[Stored data entries]

● ● ● ●

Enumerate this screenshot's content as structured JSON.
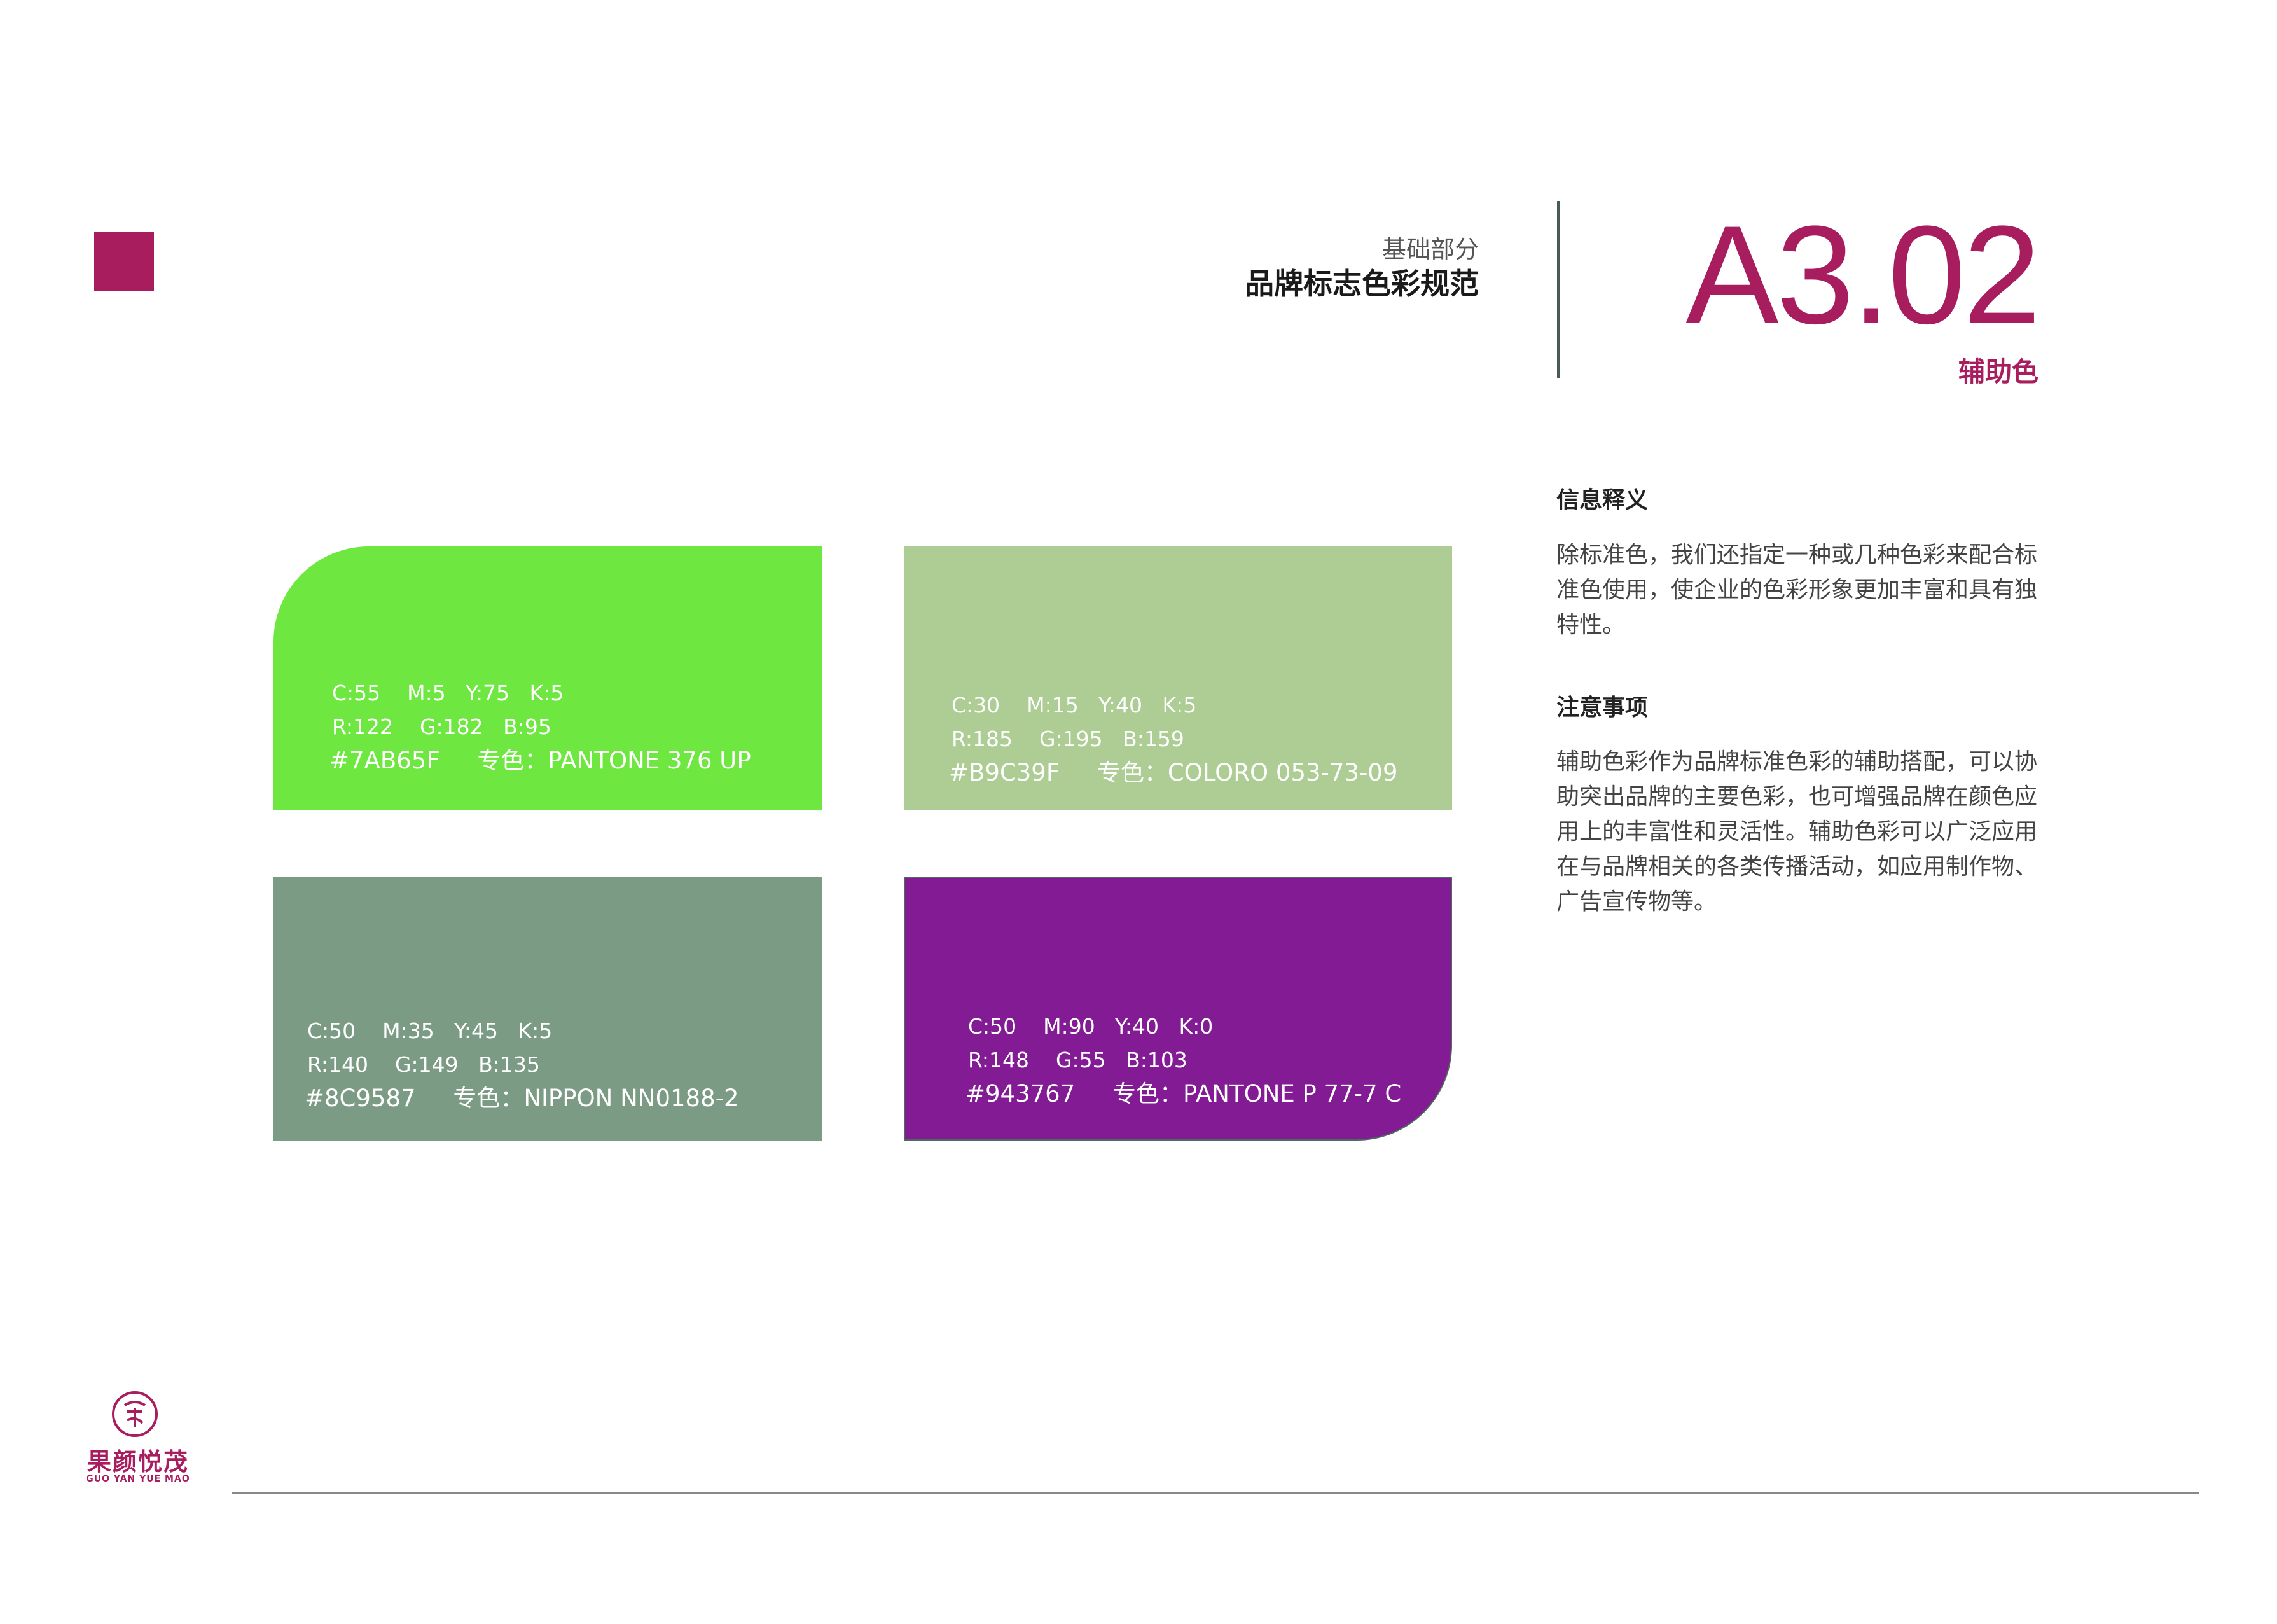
{
  "colors": {
    "brand": "#A81D5E",
    "text_dark": "#1a1a1a",
    "text_body": "#444444"
  },
  "header": {
    "section_label": "基础部分",
    "section_title": "品牌标志色彩规范",
    "page_code": "A3.02",
    "page_subtitle": "辅助色"
  },
  "info": {
    "heading1": "信息释义",
    "body1": "除标准色，我们还指定一种或几种色彩来配合标准色使用，使企业的色彩形象更加丰富和具有独特性。",
    "heading2": "注意事项",
    "body2": "辅助色彩作为品牌标准色彩的辅助搭配，可以协助突出品牌的主要色彩，也可增强品牌在颜色应用上的丰富性和灵活性。辅助色彩可以广泛应用在与品牌相关的各类传播活动，如应用制作物、广告宣传物等。"
  },
  "swatches": [
    {
      "color": "#6EE840",
      "cmyk": "C:55    M:5   Y:75   K:5",
      "rgb": "R:122    G:182   B:95",
      "hex_spot": "#7AB65F     专色：PANTONE 376 UP"
    },
    {
      "color": "#ADCD95",
      "cmyk": "C:30    M:15   Y:40   K:5",
      "rgb": "R:185    G:195   B:159",
      "hex_spot": "#B9C39F     专色：COLORO 053-73-09"
    },
    {
      "color": "#7B9B84",
      "cmyk": "C:50    M:35   Y:45   K:5",
      "rgb": "R:140    G:149   B:135",
      "hex_spot": "#8C9587     专色：NIPPON NN0188-2"
    },
    {
      "color": "#821B94",
      "cmyk": "C:50    M:90   Y:40   K:0",
      "rgb": "R:148    G:55   B:103",
      "hex_spot": "#943767     专色：PANTONE P 77-7 C"
    }
  ],
  "logo": {
    "name_cn": "果颜悦茂",
    "name_en": "GUO YAN YUE MAO"
  }
}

● ● ● ●

Set problem: What is the number of lines above that contain "PANTONE"? Answer with that number only.

Task output: 2